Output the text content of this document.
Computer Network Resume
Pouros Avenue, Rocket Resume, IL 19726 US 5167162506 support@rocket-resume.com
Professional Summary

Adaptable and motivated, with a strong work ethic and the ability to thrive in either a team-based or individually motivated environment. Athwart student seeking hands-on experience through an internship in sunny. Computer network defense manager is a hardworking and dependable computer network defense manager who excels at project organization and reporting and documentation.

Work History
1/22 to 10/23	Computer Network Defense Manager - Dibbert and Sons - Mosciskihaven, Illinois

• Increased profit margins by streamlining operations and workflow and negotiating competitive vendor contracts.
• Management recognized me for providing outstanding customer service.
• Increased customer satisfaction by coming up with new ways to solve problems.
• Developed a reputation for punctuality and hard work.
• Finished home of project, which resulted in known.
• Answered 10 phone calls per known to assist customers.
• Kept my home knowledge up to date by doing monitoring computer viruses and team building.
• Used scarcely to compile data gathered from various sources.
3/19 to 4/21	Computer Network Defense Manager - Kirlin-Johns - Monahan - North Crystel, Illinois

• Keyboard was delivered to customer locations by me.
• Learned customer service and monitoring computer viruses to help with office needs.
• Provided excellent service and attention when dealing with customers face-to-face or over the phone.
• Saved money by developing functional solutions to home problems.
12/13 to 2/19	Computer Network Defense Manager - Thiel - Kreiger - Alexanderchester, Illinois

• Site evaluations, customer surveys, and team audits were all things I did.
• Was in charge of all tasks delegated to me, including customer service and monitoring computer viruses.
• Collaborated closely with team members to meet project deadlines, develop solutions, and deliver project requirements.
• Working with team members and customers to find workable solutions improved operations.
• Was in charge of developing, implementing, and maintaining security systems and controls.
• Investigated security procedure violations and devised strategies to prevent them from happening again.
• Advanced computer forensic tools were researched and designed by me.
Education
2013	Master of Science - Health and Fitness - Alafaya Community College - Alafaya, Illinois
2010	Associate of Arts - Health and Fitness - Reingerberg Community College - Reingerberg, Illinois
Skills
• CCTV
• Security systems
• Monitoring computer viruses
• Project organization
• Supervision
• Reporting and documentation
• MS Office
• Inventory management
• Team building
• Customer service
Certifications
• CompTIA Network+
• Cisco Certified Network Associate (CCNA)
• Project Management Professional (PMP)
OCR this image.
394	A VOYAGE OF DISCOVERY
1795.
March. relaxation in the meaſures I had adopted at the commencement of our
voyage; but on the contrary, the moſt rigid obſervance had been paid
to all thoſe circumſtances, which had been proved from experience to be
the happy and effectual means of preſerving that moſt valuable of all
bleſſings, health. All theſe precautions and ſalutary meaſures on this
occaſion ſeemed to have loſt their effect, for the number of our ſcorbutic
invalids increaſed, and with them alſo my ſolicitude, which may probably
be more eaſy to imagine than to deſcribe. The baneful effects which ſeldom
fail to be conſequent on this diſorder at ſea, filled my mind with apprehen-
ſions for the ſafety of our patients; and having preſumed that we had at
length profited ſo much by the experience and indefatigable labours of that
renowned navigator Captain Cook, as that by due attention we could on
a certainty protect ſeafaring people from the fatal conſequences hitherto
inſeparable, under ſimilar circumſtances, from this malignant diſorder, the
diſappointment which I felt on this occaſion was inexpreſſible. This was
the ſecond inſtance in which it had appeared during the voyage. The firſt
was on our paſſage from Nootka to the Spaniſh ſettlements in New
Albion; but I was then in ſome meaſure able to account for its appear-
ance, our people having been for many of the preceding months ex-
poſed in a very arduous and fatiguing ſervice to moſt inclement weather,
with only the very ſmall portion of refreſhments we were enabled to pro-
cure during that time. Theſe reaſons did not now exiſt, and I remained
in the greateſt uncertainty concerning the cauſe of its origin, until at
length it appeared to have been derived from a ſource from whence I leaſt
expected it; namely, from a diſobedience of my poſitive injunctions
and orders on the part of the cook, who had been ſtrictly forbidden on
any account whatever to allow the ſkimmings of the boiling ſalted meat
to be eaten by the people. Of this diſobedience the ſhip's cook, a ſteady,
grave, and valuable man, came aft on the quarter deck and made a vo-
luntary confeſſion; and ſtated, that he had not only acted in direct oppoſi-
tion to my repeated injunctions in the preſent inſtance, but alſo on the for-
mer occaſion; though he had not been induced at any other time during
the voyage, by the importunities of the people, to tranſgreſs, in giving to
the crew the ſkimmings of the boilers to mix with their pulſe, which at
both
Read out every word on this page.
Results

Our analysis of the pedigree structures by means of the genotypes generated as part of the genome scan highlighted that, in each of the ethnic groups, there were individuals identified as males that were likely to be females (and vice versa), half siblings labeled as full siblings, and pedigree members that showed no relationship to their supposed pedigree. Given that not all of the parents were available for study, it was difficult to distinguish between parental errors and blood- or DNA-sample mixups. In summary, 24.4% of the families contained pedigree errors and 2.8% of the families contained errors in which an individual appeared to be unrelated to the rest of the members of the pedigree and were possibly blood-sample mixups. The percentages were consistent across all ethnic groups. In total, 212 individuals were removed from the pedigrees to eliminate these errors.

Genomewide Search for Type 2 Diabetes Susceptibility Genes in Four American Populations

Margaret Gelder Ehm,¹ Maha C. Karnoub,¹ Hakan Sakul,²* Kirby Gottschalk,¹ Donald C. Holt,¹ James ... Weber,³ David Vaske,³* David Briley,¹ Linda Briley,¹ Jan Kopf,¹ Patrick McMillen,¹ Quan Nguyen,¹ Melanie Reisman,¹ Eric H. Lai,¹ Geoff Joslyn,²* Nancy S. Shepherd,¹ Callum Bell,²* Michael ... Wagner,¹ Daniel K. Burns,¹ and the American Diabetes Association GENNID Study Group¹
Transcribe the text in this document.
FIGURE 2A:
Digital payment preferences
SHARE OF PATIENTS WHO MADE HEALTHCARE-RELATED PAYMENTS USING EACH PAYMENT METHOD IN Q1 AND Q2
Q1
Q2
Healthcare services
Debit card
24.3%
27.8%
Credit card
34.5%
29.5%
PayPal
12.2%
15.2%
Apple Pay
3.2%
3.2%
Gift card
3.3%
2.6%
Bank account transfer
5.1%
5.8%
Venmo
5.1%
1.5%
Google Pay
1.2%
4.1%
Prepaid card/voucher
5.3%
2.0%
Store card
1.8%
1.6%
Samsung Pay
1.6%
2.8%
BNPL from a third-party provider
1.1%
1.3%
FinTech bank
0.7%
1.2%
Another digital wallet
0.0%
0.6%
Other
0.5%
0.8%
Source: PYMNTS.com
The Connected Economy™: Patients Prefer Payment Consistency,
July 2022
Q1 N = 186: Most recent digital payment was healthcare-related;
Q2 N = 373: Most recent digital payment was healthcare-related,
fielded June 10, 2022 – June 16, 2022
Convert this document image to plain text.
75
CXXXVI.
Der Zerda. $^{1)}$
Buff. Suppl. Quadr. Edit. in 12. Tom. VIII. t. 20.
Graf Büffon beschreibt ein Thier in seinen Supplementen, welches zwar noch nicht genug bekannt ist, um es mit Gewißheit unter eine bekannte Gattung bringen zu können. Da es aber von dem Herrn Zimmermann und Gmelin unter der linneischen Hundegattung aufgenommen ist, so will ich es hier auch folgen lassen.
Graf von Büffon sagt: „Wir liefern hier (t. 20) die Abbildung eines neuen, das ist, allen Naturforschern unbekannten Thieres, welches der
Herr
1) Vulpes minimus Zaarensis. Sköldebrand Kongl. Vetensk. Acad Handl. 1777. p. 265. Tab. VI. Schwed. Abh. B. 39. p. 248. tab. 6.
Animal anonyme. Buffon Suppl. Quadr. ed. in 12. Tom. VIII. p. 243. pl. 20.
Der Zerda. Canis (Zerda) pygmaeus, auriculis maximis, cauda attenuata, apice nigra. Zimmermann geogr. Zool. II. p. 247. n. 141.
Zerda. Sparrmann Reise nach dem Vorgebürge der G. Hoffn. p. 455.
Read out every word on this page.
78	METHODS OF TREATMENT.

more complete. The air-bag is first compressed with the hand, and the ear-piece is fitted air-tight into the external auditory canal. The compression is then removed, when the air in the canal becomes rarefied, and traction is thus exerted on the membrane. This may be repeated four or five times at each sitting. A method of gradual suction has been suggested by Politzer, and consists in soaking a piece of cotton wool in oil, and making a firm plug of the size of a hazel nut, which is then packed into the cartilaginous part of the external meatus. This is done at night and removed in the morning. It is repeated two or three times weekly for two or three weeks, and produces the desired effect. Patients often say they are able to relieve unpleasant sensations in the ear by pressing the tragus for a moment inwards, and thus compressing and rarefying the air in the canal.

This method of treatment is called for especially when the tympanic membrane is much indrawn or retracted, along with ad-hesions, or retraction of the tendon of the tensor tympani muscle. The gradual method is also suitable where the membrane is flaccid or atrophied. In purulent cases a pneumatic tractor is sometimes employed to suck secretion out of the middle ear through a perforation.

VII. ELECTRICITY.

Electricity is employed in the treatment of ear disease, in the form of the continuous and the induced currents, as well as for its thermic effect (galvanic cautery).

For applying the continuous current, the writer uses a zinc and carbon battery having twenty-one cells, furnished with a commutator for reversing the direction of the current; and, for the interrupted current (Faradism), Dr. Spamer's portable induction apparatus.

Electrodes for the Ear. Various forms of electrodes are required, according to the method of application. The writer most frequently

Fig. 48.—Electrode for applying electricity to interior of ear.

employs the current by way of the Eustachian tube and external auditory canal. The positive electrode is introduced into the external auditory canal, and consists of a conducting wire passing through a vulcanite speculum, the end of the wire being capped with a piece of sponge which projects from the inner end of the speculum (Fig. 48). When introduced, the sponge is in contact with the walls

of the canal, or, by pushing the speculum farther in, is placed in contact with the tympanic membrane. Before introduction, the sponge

Aim of the exercise: Within the lines above, find those holding the word "injunctions" and copy them.

Result:
expected it; namely, from a diſobedience of my poſitive injunctions
tion to my repeated injunctions in the preſent inſtance, but alſo on the for-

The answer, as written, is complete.